PROBLEM TO SOLVE:
Check each line for the string "voltage". Give only the count of lines that have it.

______________________________

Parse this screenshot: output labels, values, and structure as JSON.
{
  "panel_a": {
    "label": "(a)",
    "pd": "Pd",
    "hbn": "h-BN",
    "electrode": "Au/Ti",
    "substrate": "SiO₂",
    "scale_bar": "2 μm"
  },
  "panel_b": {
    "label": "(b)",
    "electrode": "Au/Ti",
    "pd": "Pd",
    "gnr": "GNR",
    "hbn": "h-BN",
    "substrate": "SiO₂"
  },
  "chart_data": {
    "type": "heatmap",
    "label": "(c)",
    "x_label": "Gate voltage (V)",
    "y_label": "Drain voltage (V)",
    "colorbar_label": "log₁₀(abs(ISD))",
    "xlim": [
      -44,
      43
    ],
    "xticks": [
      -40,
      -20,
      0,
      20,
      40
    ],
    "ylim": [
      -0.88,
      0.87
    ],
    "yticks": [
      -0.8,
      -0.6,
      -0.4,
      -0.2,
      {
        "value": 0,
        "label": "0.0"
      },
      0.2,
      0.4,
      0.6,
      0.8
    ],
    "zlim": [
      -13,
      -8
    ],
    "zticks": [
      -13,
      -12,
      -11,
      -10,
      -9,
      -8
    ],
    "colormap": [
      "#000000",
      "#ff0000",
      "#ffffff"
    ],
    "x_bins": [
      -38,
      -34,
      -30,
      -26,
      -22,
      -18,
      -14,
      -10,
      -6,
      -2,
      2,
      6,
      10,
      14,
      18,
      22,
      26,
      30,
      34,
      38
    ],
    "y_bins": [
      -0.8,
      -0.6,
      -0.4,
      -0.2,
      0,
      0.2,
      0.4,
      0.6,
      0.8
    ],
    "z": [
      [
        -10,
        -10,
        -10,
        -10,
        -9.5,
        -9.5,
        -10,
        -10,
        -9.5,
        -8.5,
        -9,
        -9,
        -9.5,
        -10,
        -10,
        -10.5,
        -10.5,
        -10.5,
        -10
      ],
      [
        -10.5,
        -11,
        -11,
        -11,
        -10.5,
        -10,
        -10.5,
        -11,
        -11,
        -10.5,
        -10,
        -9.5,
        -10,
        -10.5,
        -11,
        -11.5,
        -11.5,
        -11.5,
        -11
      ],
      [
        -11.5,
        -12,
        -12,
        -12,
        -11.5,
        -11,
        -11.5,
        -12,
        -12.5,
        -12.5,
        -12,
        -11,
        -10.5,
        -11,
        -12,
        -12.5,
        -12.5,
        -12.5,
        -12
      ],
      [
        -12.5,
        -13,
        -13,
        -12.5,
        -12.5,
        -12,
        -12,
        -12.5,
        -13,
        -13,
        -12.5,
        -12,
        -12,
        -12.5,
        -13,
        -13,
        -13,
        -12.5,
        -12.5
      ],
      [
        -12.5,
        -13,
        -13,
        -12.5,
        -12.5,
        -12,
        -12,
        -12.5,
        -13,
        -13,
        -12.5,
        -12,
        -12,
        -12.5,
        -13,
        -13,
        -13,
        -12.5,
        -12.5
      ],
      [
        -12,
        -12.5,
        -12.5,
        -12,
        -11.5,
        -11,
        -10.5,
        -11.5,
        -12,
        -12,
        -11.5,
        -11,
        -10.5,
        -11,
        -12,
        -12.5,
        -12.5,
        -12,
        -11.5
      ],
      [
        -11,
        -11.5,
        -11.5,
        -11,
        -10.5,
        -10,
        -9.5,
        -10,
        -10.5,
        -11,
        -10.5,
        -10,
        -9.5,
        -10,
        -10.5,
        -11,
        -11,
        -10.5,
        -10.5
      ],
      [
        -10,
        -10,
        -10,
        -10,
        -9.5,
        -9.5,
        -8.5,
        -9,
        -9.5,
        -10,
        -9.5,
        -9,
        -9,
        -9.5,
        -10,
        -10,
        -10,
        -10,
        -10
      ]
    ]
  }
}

______________________________

REPLY:
2